→ Aim:
Transcribe the lines below verbatim, skipping the images.

→ Input for this task:
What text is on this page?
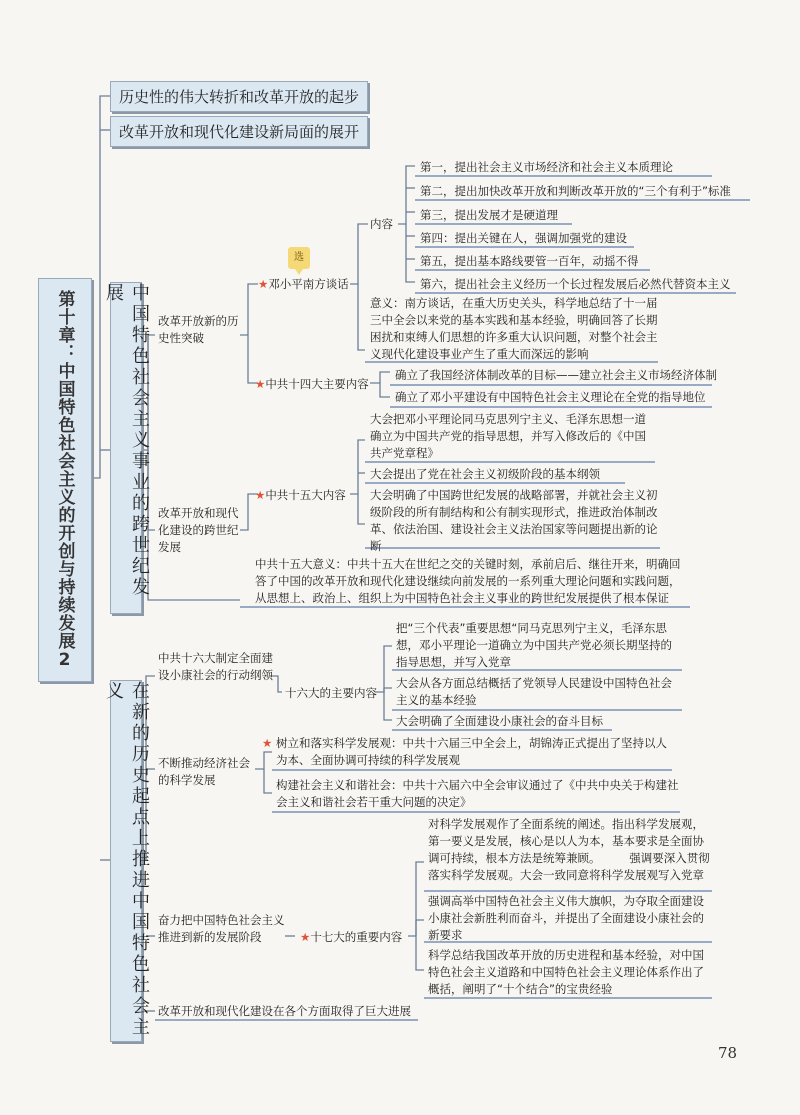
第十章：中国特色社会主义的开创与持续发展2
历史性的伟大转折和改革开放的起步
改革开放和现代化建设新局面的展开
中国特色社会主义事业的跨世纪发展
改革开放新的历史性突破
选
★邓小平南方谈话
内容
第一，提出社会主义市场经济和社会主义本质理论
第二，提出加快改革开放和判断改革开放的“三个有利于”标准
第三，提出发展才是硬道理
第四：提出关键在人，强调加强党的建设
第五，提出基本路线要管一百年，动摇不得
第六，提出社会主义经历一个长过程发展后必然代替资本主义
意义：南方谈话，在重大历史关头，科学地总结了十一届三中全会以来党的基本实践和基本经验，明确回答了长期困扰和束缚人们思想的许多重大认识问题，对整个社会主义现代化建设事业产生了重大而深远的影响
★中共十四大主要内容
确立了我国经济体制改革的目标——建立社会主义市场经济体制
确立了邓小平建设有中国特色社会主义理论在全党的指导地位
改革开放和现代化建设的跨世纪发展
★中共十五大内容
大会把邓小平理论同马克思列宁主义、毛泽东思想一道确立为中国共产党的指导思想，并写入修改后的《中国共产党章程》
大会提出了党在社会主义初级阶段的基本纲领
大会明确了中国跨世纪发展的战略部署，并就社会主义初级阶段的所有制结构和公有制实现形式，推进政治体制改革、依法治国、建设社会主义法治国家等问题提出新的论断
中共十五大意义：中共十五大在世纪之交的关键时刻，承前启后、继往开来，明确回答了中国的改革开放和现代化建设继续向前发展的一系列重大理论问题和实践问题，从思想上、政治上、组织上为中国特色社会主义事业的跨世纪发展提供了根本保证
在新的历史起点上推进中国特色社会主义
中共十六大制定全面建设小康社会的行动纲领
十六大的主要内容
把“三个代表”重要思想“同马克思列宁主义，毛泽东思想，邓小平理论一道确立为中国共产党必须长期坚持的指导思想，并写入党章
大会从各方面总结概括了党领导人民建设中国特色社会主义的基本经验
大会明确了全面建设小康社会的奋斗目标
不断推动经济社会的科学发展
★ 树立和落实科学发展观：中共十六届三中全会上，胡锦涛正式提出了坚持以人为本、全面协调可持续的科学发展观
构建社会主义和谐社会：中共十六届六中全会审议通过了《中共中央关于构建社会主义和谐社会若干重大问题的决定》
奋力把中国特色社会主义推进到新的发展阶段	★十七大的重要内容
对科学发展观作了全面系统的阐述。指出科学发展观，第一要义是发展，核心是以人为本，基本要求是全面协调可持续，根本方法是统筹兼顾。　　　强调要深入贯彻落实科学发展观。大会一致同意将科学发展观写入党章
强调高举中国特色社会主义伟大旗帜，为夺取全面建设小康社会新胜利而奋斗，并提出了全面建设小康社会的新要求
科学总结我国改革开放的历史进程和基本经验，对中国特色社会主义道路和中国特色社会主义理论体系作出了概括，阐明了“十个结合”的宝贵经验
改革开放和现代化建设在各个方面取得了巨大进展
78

→ Task result:
What text is on this page?
第十章：中国特色社会主义的开创与持续发展2
历史性的伟大转折和改革开放的起步
改革开放和现代化建设新局面的展开
中国特色社会主义事业的跨世纪发展
改革开放新的历史性突破
选
★邓小平南方谈话
内容
第一，提出社会主义市场经济和社会主义本质理论
第二，提出加快改革开放和判断改革开放的“三个有利于”标准
第三，提出发展才是硬道理
第四：提出关键在人，强调加强党的建设
第五，提出基本路线要管一百年，动摇不得
第六，提出社会主义经历一个长过程发展后必然代替资本主义
意义：南方谈话，在重大历史关头，科学地总结了十一届三中全会以来党的基本实践和基本经验，明确回答了长期困扰和束缚人们思想的许多重大认识问题，对整个社会主义现代化建设事业产生了重大而深远的影响
★中共十四大主要内容
确立了我国经济体制改革的目标——建立社会主义市场经济体制
确立了邓小平建设有中国特色社会主义理论在全党的指导地位
改革开放和现代化建设的跨世纪发展
★中共十五大内容
大会把邓小平理论同马克思列宁主义、毛泽东思想一道确立为中国共产党的指导思想，并写入修改后的《中国共产党章程》
大会提出了党在社会主义初级阶段的基本纲领
大会明确了中国跨世纪发展的战略部署，并就社会主义初级阶段的所有制结构和公有制实现形式，推进政治体制改革、依法治国、建设社会主义法治国家等问题提出新的论断
中共十五大意义：中共十五大在世纪之交的关键时刻，承前启后、继往开来，明确回答了中国的改革开放和现代化建设继续向前发展的一系列重大理论问题和实践问题，从思想上、政治上、组织上为中国特色社会主义事业的跨世纪发展提供了根本保证
在新的历史起点上推进中国特色社会主义
中共十六大制定全面建设小康社会的行动纲领
十六大的主要内容
把“三个代表”重要思想“同马克思列宁主义，毛泽东思想，邓小平理论一道确立为中国共产党必须长期坚持的指导思想，并写入党章
大会从各方面总结概括了党领导人民建设中国特色社会主义的基本经验
大会明确了全面建设小康社会的奋斗目标
不断推动经济社会的科学发展
★ 树立和落实科学发展观：中共十六届三中全会上，胡锦涛正式提出了坚持以人为本、全面协调可持续的科学发展观
构建社会主义和谐社会：中共十六届六中全会审议通过了《中共中央关于构建社会主义和谐社会若干重大问题的决定》
奋力把中国特色社会主义推进到新的发展阶段	★十七大的重要内容
对科学发展观作了全面系统的阐述。指出科学发展观，第一要义是发展，核心是以人为本，基本要求是全面协调可持续，根本方法是统筹兼顾。　　　强调要深入贯彻落实科学发展观。大会一致同意将科学发展观写入党章
强调高举中国特色社会主义伟大旗帜，为夺取全面建设小康社会新胜利而奋斗，并提出了全面建设小康社会的新要求
科学总结我国改革开放的历史进程和基本经验，对中国特色社会主义道路和中国特色社会主义理论体系作出了概括，阐明了“十个结合”的宝贵经验
改革开放和现代化建设在各个方面取得了巨大进展
78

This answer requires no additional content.